(Stored items)
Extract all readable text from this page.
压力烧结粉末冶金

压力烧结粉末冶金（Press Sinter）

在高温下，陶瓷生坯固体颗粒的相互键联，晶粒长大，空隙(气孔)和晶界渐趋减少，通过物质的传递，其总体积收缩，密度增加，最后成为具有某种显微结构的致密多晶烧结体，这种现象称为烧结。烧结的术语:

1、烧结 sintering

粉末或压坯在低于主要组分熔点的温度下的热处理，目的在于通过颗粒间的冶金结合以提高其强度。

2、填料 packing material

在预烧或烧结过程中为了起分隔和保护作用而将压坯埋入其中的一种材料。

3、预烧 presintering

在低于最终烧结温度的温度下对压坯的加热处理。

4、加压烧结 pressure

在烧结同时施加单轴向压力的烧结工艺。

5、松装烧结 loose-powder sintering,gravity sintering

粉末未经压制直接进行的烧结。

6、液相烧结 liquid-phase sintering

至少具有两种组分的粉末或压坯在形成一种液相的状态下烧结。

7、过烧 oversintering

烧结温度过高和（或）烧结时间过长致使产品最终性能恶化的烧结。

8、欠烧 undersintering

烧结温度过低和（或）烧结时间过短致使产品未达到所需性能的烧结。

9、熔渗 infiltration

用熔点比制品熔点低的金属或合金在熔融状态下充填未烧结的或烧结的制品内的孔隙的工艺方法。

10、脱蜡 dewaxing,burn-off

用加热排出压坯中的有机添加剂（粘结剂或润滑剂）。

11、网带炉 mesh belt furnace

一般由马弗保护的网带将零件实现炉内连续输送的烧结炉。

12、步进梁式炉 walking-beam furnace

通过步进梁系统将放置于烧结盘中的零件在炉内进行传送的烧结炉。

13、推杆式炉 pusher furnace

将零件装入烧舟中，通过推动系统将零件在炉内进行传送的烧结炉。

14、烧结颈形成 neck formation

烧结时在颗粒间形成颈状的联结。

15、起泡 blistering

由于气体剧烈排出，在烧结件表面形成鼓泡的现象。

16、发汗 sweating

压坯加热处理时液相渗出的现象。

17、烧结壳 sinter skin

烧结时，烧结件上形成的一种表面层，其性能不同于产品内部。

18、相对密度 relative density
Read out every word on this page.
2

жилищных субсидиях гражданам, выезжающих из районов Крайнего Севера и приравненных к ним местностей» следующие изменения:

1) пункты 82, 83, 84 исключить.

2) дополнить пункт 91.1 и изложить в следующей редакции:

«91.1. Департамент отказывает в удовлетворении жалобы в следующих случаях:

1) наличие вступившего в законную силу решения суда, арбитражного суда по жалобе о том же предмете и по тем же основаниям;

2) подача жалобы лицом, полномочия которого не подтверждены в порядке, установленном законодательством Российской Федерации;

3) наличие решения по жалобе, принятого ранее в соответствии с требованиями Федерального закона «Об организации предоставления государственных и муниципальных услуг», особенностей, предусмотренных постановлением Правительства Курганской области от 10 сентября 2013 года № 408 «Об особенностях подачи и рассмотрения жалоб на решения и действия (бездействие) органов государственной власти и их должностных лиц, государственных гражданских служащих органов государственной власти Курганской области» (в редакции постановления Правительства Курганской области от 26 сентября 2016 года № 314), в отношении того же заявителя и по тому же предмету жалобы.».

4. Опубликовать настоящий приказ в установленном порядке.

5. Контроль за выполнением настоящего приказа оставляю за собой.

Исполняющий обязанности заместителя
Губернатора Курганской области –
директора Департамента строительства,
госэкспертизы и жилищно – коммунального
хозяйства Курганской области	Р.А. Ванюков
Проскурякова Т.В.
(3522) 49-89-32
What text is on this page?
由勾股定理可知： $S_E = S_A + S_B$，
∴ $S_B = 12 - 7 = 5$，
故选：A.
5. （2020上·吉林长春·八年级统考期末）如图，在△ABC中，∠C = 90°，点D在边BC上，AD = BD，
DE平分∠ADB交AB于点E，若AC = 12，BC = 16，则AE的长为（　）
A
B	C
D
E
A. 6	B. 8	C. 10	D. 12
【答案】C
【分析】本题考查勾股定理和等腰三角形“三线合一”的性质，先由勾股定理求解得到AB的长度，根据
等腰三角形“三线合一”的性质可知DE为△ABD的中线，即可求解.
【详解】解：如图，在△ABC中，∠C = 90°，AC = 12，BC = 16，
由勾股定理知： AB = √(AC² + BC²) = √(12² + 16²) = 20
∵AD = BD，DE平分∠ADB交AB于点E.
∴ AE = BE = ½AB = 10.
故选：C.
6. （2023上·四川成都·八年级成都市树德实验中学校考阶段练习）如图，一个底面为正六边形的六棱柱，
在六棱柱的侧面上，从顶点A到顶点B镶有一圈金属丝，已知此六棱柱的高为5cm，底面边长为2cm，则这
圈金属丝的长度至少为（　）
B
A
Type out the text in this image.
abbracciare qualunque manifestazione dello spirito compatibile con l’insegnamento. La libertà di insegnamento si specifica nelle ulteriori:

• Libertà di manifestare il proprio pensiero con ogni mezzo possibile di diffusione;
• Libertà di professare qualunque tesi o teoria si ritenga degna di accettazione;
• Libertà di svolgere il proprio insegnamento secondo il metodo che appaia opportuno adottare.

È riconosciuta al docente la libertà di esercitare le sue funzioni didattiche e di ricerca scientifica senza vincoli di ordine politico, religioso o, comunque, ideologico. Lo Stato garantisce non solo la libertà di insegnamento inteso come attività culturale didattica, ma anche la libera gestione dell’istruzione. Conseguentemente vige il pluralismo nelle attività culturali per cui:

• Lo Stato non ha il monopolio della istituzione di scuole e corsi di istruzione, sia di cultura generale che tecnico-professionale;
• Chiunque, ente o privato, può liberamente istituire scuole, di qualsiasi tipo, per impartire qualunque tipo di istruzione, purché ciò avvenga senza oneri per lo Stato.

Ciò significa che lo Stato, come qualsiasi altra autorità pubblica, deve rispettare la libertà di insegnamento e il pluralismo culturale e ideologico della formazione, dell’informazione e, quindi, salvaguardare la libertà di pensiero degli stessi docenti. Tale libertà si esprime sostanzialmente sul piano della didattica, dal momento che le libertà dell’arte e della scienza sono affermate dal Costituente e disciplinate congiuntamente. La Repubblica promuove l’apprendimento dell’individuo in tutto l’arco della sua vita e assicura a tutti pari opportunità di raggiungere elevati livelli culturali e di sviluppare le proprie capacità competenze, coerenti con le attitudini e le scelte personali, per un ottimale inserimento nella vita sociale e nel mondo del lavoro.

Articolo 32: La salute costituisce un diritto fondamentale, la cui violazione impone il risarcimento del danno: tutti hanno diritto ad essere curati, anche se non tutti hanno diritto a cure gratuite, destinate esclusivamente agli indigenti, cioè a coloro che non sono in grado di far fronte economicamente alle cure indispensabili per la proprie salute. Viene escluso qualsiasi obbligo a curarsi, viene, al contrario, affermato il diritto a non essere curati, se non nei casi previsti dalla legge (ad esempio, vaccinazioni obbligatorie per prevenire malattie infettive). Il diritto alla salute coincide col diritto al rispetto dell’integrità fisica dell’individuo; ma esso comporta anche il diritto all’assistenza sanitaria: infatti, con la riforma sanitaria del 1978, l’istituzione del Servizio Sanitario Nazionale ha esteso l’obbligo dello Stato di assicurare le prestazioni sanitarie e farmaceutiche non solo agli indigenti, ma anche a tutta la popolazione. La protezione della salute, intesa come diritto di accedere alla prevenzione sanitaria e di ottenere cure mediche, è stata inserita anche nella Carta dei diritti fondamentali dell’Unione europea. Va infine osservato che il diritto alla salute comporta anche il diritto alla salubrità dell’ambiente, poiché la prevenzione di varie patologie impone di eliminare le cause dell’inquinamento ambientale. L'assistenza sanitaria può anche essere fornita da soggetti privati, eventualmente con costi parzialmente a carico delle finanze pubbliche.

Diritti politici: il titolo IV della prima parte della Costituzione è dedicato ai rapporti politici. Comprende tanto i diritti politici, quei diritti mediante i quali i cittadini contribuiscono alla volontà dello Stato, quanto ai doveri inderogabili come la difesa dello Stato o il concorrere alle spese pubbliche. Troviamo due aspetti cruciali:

- STATED EXERCISE
From the data above, copy each line that holds "insegnamento".

- CORRECT ANSWER
abbracciare qualunque manifestazione dello spirito compatibile con l’insegnamento. La libertà di insegnamento si specifica nelle ulteriori:
• Libertà di svolgere il proprio insegnamento secondo il metodo che appaia opportuno adottare.
È riconosciuta al docente la libertà di esercitare le sue funzioni didattiche e di ricerca scientifica senza vincoli di ordine politico, religioso o, comunque, ideologico. Lo Stato garantisce non solo la libertà di insegnamento inteso come attività culturale didattica, ma anche la libera gestione dell’istruzione. Conseguentemente vige il pluralismo nelle attività culturali per cui:
Ciò significa che lo Stato, come qualsiasi altra autorità pubblica, deve rispettare la libertà di insegnamento e il pluralismo culturale e ideologico della formazione, dell’informazione e, quindi, salvaguardare la libertà di pensiero degli stessi docenti. Tale libertà si esprime sostanzialmente sul piano della didattica, dal momento che le libertà dell’arte e della scienza sono affermate dal Costituente e disciplinate congiuntamente. La Repubblica promuove l’apprendimento dell’individuo in tutto l’arco della sua vita e assicura a tutti pari opportunità di raggiungere elevati livelli culturali e di sviluppare le proprie capacità competenze, coerenti con le attitudini e le scelte personali, per un ottimale inserimento nella vita sociale e nel mondo del lavoro.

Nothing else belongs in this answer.